===== Extracted entries =====

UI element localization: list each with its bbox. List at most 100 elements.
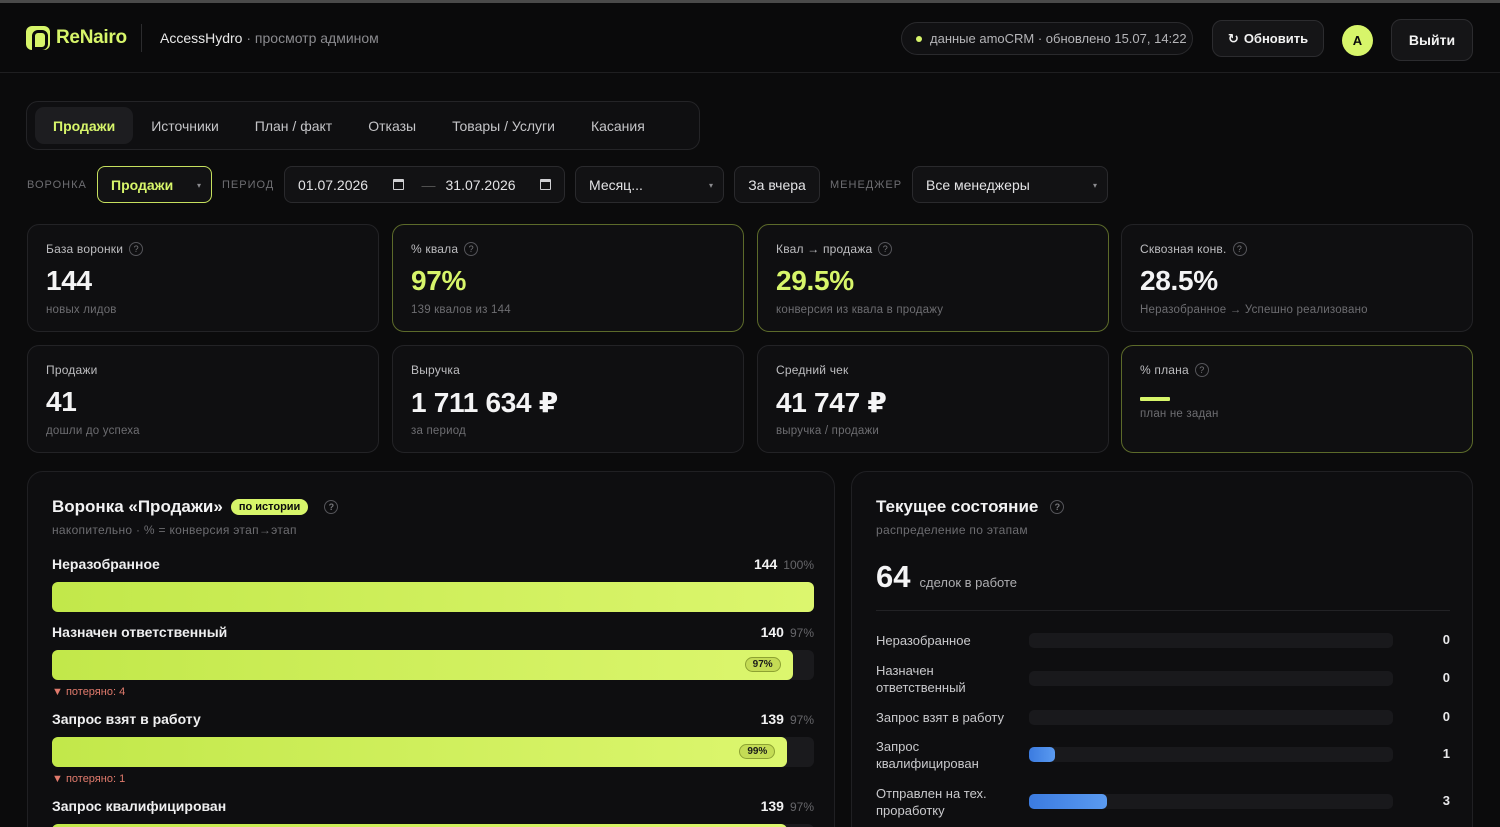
- deals-total: 64: [876, 559, 911, 594]
- stage-name: Неразобранное: [52, 556, 160, 572]
- kpi-value: 1 711 634 ₽: [411, 387, 558, 418]
- kpi-card-plan-percent: % плана? план не задан: [1121, 345, 1473, 453]
- manager-filter-label: МЕНЕДЖЕР: [830, 179, 903, 191]
- current-state-panel: Текущее состояние ? распределение по эта…: [851, 471, 1473, 827]
- kpi-note: выручка / продажи: [776, 425, 880, 437]
- stage-bar-track: [52, 582, 814, 612]
- state-stage-name: Назначен ответственный: [876, 663, 966, 695]
- tenant-name: AccessHydro: [160, 30, 243, 46]
- funnel-filter-label: ВОРОНКА: [27, 179, 87, 191]
- funnel-select[interactable]: Продажи ▾: [97, 166, 212, 203]
- tenant-mode: · просмотр админом: [246, 30, 379, 46]
- stage-conversion-tag: 99%: [739, 744, 776, 759]
- logout-button[interactable]: Выйти: [1391, 19, 1473, 61]
- tab-rejections[interactable]: Отказы: [350, 107, 434, 144]
- stage-count: 140: [760, 624, 784, 640]
- period-filter-label: ПЕРИОД: [222, 179, 275, 191]
- funnel-title-row: Воронка «Продажи» по истории ?: [52, 497, 339, 517]
- kpi-note: Неразобранное → Успешно реализовано: [1140, 304, 1368, 316]
- avatar[interactable]: A: [1342, 25, 1373, 56]
- stage-name: Запрос квалифицирован: [52, 798, 227, 814]
- sync-status-text: данные amoCRM · обновлено 15.07, 14:22: [930, 31, 1187, 46]
- kpi-note: за период: [411, 425, 466, 437]
- state-stage-name: Запрос квалифицирован: [876, 739, 979, 771]
- kpi-card-end-to-end: Сквозная конв.? 28.5% Неразобранное → Ус…: [1121, 224, 1473, 332]
- help-icon[interactable]: ?: [1194, 363, 1209, 377]
- kpi-label: Выручка: [411, 363, 461, 377]
- help-icon[interactable]: ?: [1050, 500, 1065, 514]
- deals-total-label: сделок в работе: [919, 575, 1018, 590]
- help-icon[interactable]: ?: [878, 242, 893, 256]
- help-icon[interactable]: ?: [464, 242, 479, 256]
- stage-name: Запрос взят в работу: [52, 711, 201, 727]
- state-stage-count: 1: [1442, 746, 1450, 761]
- funnel-subtitle: накопительно · % = конверсия этап→этап: [52, 523, 297, 537]
- tab-products[interactable]: Товары / Услуги: [434, 107, 573, 144]
- refresh-button[interactable]: ↻ Обновить: [1212, 20, 1324, 57]
- deals-in-progress: 64 сделок в работе: [876, 559, 1017, 595]
- funnel-stage: Неразобранное 144 100%: [52, 556, 814, 612]
- stage-bar-track: 97%: [52, 650, 814, 680]
- state-stage-count: 0: [1442, 670, 1450, 685]
- divider: [876, 610, 1450, 611]
- history-badge: по истории: [230, 499, 309, 515]
- kpi-card-sales: Продажи 41 дошли до успеха: [27, 345, 379, 453]
- kpi-value: 29.5%: [776, 265, 854, 296]
- tab-touches[interactable]: Касания: [573, 107, 663, 144]
- date-from[interactable]: 01.07.2026: [298, 177, 368, 193]
- state-stage-name: Неразобранное: [876, 633, 971, 648]
- state-bar-fill: [1029, 747, 1056, 762]
- help-icon[interactable]: ?: [1232, 242, 1247, 256]
- help-icon[interactable]: ?: [129, 242, 144, 256]
- kpi-card-avg-check: Средний чек 41 747 ₽ выручка / продажи: [757, 345, 1109, 453]
- date-range-input[interactable]: 01.07.2026 — 31.07.2026: [284, 166, 565, 203]
- tenant-info: AccessHydro · просмотр админом: [160, 30, 379, 46]
- tab-plan-fact[interactable]: План / факт: [237, 107, 350, 144]
- manager-select-value: Все менеджеры: [926, 176, 1030, 193]
- calendar-icon[interactable]: [392, 179, 404, 190]
- stage-count: 139: [760, 711, 784, 727]
- funnel-stage: Запрос квалифицирован 139 97%: [52, 798, 814, 827]
- state-bar-track: [1029, 710, 1393, 725]
- kpi-label: Сквозная конв.: [1140, 242, 1227, 256]
- help-icon[interactable]: ?: [324, 500, 339, 514]
- kpi-label: % плана: [1140, 363, 1189, 377]
- stage-bar-fill: 97%: [52, 650, 793, 680]
- state-subtitle: распределение по этапам: [876, 523, 1028, 537]
- kpi-label: База воронки: [46, 242, 124, 256]
- calendar-icon[interactable]: [540, 179, 551, 190]
- funnel-stage: Назначен ответственный 140 97% 97% ▼ поте…: [52, 624, 814, 698]
- manager-select[interactable]: Все менеджеры ▾: [912, 166, 1108, 203]
- kpi-value: 41: [46, 386, 77, 417]
- stage-percent: 97%: [789, 800, 814, 814]
- kpi-card-qual-rate: % квала? 97% 139 квалов из 144: [392, 224, 744, 332]
- kpi-note: 139 квалов из 144: [411, 304, 511, 316]
- yesterday-button[interactable]: За вчера: [734, 166, 820, 203]
- chevron-down-icon: ▾: [196, 181, 201, 190]
- kpi-note: план не задан: [1140, 408, 1219, 420]
- stage-count: 139: [760, 798, 784, 814]
- empty-value-dash: [1140, 397, 1170, 401]
- stage-conversion-tag: 97%: [744, 657, 781, 672]
- stage-bar-fill: [52, 582, 814, 612]
- kpi-card-revenue: Выручка 1 711 634 ₽ за период: [392, 345, 744, 453]
- stage-bar-track: 99%: [52, 737, 814, 767]
- stage-lost: ▼ потеряно: 1: [52, 773, 126, 785]
- state-bar-track: [1029, 671, 1393, 686]
- tab-sources[interactable]: Источники: [133, 107, 237, 144]
- tab-sales[interactable]: Продажи: [35, 107, 134, 144]
- period-preset-select[interactable]: Месяц... ▾: [575, 166, 724, 203]
- stage-percent: 97%: [789, 626, 814, 640]
- refresh-icon: ↻: [1227, 30, 1239, 46]
- refresh-label: Обновить: [1243, 31, 1309, 46]
- state-bar-track: [1029, 633, 1393, 648]
- date-to[interactable]: 31.07.2026: [446, 177, 516, 193]
- kpi-label: Средний чек: [776, 363, 849, 377]
- state-bar-track: [1029, 747, 1393, 762]
- kpi-value: 28.5%: [1140, 265, 1218, 296]
- stage-percent: 100%: [783, 558, 814, 572]
- stage-percent: 97%: [789, 713, 814, 727]
- kpi-note: конверсия из квала в продажу: [776, 304, 944, 316]
- kpi-label: Квал → продажа: [776, 242, 873, 256]
- brand-logo[interactable]: ReNairo: [26, 26, 127, 50]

=====

What you will do: Transcribe the whole listing above line for line, leaving out the picture.

Correct response:
UI element localization: list each with its bbox. List at most 100 elements.
- deals-total: 64: [876, 559, 911, 594]
- stage-name: Неразобранное: [52, 556, 160, 572]
- kpi-value: 1 711 634 ₽: [411, 387, 558, 418]
- kpi-card-plan-percent: % плана? план не задан: [1121, 345, 1473, 453]
- manager-filter-label: МЕНЕДЖЕР: [830, 179, 903, 191]
- current-state-panel: Текущее состояние ? распределение по эта…: [851, 471, 1473, 827]
- kpi-note: выручка / продажи: [776, 425, 880, 437]
- stage-bar-track: [52, 582, 814, 612]
- state-stage-name: Назначен ответственный: [876, 663, 966, 695]
- tenant-name: AccessHydro: [160, 30, 243, 46]
- funnel-filter-label: ВОРОНКА: [27, 179, 87, 191]
- funnel-select[interactable]: Продажи ▾: [97, 166, 212, 203]
- tenant-mode: · просмотр админом: [246, 30, 379, 46]
- stage-conversion-tag: 99%: [739, 744, 776, 759]
- logout-button[interactable]: Выйти: [1391, 19, 1473, 61]
- tab-rejections[interactable]: Отказы: [350, 107, 434, 144]
- stage-count: 140: [760, 624, 784, 640]
- period-filter-label: ПЕРИОД: [222, 179, 275, 191]
- funnel-title-row: Воронка «Продажи» по истории ?: [52, 497, 339, 517]
- kpi-note: Неразобранное → Успешно реализовано: [1140, 304, 1368, 316]
- avatar[interactable]: A: [1342, 25, 1373, 56]
- stage-name: Запрос квалифицирован: [52, 798, 227, 814]
- sync-status-text: данные amoCRM · обновлено 15.07, 14:22: [930, 31, 1187, 46]
- kpi-note: за период: [411, 425, 466, 437]
- state-stage-name: Запрос квалифицирован: [876, 739, 979, 771]
- kpi-card-end-to-end: Сквозная конв.? 28.5% Неразобранное → Ус…: [1121, 224, 1473, 332]
- help-icon[interactable]: ?: [1194, 363, 1209, 377]
- kpi-label: Выручка: [411, 363, 461, 377]
- help-icon[interactable]: ?: [1050, 500, 1065, 514]
- deals-total-label: сделок в работе: [919, 575, 1018, 590]
- help-icon[interactable]: ?: [878, 242, 893, 256]
- help-icon[interactable]: ?: [464, 242, 479, 256]
- stage-name: Запрос взят в работу: [52, 711, 201, 727]
- state-stage-count: 1: [1442, 746, 1450, 761]
- funnel-subtitle: накопительно · % = конверсия этап→этап: [52, 523, 297, 537]
- tab-products[interactable]: Товары / Услуги: [434, 107, 573, 144]
- refresh-button[interactable]: ↻ Обновить: [1212, 20, 1324, 57]
- deals-in-progress: 64 сделок в работе: [876, 559, 1017, 595]
- funnel-stage: Неразобранное 144 100%: [52, 556, 814, 612]
- stage-bar-track: 97%: [52, 650, 814, 680]
- state-stage-count: 0: [1442, 670, 1450, 685]
- divider: [876, 610, 1450, 611]
- history-badge: по истории: [230, 499, 309, 515]
- kpi-card-sales: Продажи 41 дошли до успеха: [27, 345, 379, 453]
- kpi-value: 29.5%: [776, 265, 854, 296]
- tab-touches[interactable]: Касания: [573, 107, 663, 144]
- date-from[interactable]: 01.07.2026: [298, 177, 368, 193]
- state-stage-name: Неразобранное: [876, 633, 971, 648]
- state-bar-fill: [1029, 747, 1056, 762]
- help-icon[interactable]: ?: [1232, 242, 1247, 256]
- help-icon[interactable]: ?: [129, 242, 144, 256]
- kpi-card-avg-check: Средний чек 41 747 ₽ выручка / продажи: [757, 345, 1109, 453]
- date-range-input[interactable]: 01.07.2026 — 31.07.2026: [284, 166, 565, 203]
- tenant-info: AccessHydro · просмотр админом: [160, 30, 379, 46]
- tab-plan-fact[interactable]: План / факт: [237, 107, 350, 144]
- manager-select-value: Все менеджеры: [926, 176, 1030, 193]
- calendar-icon[interactable]: [392, 179, 404, 190]
- stage-count: 139: [760, 711, 784, 727]
- funnel-stage: Запрос квалифицирован 139 97%: [52, 798, 814, 827]
- state-bar-track: [1029, 710, 1393, 725]
- kpi-label: Сквозная конв.: [1140, 242, 1227, 256]
- help-icon[interactable]: ?: [324, 500, 339, 514]
- kpi-label: % плана: [1140, 363, 1189, 377]
- stage-bar-fill: 97%: [52, 650, 793, 680]
- state-subtitle: распределение по этапам: [876, 523, 1028, 537]
- kpi-label: База воронки: [46, 242, 124, 256]
- calendar-icon[interactable]: [540, 179, 551, 190]
- funnel-stage: Назначен ответственный 140 97% 97% ▼ поте…: [52, 624, 814, 698]
- manager-select[interactable]: Все менеджеры ▾: [912, 166, 1108, 203]
- kpi-value: 41: [46, 386, 77, 417]
- stage-percent: 97%: [789, 800, 814, 814]
- kpi-card-qual-rate: % квала? 97% 139 квалов из 144: [392, 224, 744, 332]
- kpi-note: 139 квалов из 144: [411, 304, 511, 316]
- yesterday-button[interactable]: За вчера: [734, 166, 820, 203]
- chevron-down-icon: ▾: [196, 181, 201, 190]
- kpi-note: план не задан: [1140, 408, 1219, 420]
- stage-count: 139: [760, 798, 784, 814]
- empty-value-dash: [1140, 397, 1170, 401]
- stage-conversion-tag: 97%: [744, 657, 781, 672]
- stage-bar-fill: [52, 582, 814, 612]
- kpi-card-revenue: Выручка 1 711 634 ₽ за период: [392, 345, 744, 453]
- stage-bar-track: 99%: [52, 737, 814, 767]
- stage-lost: ▼ потеряно: 1: [52, 773, 126, 785]
- state-bar-track: [1029, 671, 1393, 686]
- tab-sources[interactable]: Источники: [133, 107, 237, 144]
- tab-sales[interactable]: Продажи: [35, 107, 134, 144]
- period-preset-select[interactable]: Месяц... ▾: [575, 166, 724, 203]
- stage-percent: 97%: [789, 626, 814, 640]
- refresh-icon: ↻: [1227, 30, 1239, 46]
- refresh-label: Обновить: [1243, 31, 1309, 46]
- state-bar-track: [1029, 633, 1393, 648]
- date-to[interactable]: 31.07.2026: [446, 177, 516, 193]
- kpi-label: Средний чек: [776, 363, 849, 377]
- state-bar-track: [1029, 747, 1393, 762]
- kpi-value: 28.5%: [1140, 265, 1218, 296]
- stage-percent: 100%: [783, 558, 814, 572]
- stage-percent: 97%: [789, 713, 814, 727]
- kpi-note: конверсия из квала в продажу: [776, 304, 944, 316]
- kpi-label: Квал → продажа: [776, 242, 873, 256]
- brand-logo[interactable]: ReNairo: [26, 26, 127, 50]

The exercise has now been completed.